### Instruction
Tally up the lines below that include the word "based". Answer with the number alone.

┏━━

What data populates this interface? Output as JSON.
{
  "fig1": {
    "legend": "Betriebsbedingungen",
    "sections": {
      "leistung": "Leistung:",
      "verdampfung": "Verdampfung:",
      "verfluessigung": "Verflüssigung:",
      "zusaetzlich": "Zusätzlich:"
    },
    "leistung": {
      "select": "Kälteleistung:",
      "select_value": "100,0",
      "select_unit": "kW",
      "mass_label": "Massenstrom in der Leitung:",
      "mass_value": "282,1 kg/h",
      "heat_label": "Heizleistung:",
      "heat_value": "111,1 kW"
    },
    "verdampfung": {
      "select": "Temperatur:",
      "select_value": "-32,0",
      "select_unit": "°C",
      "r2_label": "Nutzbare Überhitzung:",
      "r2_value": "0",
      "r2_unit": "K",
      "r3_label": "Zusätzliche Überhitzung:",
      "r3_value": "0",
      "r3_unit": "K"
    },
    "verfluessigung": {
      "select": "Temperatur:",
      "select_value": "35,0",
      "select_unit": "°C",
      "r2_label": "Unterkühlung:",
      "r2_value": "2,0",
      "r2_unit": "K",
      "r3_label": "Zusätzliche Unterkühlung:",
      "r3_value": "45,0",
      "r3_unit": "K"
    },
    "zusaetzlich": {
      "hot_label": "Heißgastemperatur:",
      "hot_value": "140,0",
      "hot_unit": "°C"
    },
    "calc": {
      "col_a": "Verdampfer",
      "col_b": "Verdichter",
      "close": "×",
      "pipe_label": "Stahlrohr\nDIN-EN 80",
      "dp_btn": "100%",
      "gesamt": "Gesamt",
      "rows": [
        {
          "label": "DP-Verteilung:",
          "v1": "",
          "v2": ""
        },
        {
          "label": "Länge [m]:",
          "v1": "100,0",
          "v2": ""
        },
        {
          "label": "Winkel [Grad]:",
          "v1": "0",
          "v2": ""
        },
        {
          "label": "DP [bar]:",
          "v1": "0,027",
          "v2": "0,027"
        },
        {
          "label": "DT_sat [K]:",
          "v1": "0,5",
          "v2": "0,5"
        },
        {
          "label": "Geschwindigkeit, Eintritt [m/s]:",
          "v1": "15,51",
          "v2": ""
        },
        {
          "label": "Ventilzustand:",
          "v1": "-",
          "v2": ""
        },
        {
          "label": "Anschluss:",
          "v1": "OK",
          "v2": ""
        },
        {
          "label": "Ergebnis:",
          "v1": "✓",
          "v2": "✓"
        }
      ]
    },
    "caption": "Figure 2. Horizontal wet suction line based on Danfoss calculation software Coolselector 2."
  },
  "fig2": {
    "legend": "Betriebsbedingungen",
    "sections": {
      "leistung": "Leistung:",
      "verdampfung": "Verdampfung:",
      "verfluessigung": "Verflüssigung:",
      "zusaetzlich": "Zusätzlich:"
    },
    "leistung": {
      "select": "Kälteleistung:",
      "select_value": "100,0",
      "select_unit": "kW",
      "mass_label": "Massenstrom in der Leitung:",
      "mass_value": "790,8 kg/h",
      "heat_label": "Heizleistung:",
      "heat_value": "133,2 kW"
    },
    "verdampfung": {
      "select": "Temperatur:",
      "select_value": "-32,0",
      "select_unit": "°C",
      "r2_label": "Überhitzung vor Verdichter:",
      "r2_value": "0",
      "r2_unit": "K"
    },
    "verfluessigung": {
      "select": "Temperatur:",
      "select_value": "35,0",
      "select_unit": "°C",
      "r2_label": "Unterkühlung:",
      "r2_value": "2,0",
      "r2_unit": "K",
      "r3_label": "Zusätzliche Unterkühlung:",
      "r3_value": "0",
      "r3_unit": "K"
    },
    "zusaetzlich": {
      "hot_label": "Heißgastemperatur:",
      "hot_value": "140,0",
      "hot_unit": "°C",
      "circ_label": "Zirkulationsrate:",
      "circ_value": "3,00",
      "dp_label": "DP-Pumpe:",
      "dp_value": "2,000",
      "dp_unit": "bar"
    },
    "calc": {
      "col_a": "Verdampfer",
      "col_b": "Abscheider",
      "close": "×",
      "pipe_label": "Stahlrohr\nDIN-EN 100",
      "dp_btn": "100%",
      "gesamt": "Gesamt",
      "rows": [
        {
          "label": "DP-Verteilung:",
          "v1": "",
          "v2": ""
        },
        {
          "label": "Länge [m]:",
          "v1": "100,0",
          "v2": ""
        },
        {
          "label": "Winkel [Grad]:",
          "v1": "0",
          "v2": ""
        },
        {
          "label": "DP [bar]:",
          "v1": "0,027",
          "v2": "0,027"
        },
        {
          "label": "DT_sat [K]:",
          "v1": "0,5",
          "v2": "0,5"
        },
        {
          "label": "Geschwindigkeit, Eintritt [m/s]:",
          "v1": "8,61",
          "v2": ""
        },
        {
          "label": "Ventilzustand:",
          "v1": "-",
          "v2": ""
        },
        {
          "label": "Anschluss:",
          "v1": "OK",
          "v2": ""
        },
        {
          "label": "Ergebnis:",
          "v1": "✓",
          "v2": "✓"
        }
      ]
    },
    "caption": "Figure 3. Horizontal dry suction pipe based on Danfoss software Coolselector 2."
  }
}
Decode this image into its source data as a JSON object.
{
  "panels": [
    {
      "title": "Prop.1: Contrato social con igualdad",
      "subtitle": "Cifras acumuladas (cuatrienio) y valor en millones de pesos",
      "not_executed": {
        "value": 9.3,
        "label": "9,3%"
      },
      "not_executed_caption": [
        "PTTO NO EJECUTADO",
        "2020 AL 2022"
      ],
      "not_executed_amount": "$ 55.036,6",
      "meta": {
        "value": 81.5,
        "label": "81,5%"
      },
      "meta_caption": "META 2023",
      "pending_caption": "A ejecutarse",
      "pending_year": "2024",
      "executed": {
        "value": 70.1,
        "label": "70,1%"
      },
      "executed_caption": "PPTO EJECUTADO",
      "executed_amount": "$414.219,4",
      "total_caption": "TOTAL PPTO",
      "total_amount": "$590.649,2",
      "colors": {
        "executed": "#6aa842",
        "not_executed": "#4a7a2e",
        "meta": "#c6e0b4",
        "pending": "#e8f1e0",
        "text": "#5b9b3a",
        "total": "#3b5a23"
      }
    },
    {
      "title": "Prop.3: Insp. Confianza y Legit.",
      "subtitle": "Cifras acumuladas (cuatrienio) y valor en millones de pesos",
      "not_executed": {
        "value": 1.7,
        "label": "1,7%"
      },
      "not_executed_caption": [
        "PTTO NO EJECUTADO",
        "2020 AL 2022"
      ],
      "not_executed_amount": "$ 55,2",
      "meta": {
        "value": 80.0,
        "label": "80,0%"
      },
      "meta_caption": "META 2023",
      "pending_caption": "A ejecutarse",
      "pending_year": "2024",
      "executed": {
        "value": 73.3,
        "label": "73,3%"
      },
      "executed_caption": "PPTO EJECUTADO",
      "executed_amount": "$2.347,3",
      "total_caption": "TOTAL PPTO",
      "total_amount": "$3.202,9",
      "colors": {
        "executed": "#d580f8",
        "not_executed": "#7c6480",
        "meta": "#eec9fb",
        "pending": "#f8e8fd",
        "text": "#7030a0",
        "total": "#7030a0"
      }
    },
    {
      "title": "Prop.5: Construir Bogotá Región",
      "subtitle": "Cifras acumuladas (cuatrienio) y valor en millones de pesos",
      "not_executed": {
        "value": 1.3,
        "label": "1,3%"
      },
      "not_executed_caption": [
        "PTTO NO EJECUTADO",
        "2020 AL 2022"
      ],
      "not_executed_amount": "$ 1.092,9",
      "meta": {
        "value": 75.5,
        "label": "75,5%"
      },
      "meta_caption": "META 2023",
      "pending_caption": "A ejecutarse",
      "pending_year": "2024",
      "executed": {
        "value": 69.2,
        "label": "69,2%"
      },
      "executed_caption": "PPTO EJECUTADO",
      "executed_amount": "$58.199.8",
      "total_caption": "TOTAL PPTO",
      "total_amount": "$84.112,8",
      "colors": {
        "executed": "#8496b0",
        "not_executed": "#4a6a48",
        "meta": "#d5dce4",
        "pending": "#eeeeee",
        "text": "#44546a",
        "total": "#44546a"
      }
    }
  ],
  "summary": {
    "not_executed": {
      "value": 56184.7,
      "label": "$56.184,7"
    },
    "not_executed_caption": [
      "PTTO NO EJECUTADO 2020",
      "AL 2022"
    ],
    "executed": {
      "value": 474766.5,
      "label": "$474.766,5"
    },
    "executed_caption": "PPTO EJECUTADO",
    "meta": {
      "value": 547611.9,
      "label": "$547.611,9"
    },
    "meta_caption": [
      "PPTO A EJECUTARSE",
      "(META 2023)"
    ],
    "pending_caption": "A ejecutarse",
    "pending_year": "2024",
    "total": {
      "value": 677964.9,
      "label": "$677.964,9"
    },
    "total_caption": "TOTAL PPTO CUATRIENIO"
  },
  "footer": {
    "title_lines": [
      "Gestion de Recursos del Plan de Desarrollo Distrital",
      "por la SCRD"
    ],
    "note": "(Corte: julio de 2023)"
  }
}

┗━━

### Response for this exercise
2